● Material shown:
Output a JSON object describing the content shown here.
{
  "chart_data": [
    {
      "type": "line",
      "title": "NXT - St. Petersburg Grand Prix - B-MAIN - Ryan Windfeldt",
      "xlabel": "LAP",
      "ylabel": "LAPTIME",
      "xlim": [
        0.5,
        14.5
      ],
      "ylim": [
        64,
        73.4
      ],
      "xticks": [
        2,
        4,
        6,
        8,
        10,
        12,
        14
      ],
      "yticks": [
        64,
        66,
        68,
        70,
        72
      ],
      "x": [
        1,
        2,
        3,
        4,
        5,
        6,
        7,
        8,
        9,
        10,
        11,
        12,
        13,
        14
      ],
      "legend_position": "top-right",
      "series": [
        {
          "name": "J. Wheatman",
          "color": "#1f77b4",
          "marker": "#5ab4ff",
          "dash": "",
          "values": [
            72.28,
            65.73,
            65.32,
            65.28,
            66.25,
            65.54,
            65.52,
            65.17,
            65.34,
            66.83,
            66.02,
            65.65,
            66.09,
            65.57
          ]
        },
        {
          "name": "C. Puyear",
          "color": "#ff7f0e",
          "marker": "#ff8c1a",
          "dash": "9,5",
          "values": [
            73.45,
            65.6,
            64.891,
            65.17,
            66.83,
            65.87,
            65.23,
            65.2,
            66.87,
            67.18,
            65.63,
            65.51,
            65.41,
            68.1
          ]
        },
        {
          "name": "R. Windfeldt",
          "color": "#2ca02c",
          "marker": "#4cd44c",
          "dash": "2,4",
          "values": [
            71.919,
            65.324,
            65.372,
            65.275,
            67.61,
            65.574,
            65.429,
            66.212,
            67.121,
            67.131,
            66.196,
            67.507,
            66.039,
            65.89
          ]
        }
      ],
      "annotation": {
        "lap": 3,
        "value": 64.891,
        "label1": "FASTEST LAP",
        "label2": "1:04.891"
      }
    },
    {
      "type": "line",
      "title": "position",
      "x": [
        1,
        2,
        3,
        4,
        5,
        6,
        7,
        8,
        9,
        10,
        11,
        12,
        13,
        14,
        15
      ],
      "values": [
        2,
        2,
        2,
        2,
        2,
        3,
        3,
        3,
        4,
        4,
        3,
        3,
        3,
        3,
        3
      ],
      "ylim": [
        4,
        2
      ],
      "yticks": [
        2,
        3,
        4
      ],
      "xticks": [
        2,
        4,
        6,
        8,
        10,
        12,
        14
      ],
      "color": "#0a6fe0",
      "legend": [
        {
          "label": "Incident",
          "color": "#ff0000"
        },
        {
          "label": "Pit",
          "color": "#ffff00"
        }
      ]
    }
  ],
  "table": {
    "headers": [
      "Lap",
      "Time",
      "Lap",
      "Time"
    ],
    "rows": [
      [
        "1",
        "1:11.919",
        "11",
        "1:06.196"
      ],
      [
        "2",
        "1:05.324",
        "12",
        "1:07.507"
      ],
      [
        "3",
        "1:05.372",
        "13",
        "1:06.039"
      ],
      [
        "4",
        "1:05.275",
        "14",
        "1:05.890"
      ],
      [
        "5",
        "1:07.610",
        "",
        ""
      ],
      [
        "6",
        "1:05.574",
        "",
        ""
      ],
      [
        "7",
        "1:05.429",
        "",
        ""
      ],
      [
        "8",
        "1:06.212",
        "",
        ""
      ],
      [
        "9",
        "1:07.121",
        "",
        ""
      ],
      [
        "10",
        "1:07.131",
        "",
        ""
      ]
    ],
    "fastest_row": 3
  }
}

● Exercise prompt: From the entries above, select each line containing the string "title".

● Exercise solution:
      "title": "NXT - St. Petersburg Grand Prix - B-MAIN - Ryan Windfeldt",
      "title": "position",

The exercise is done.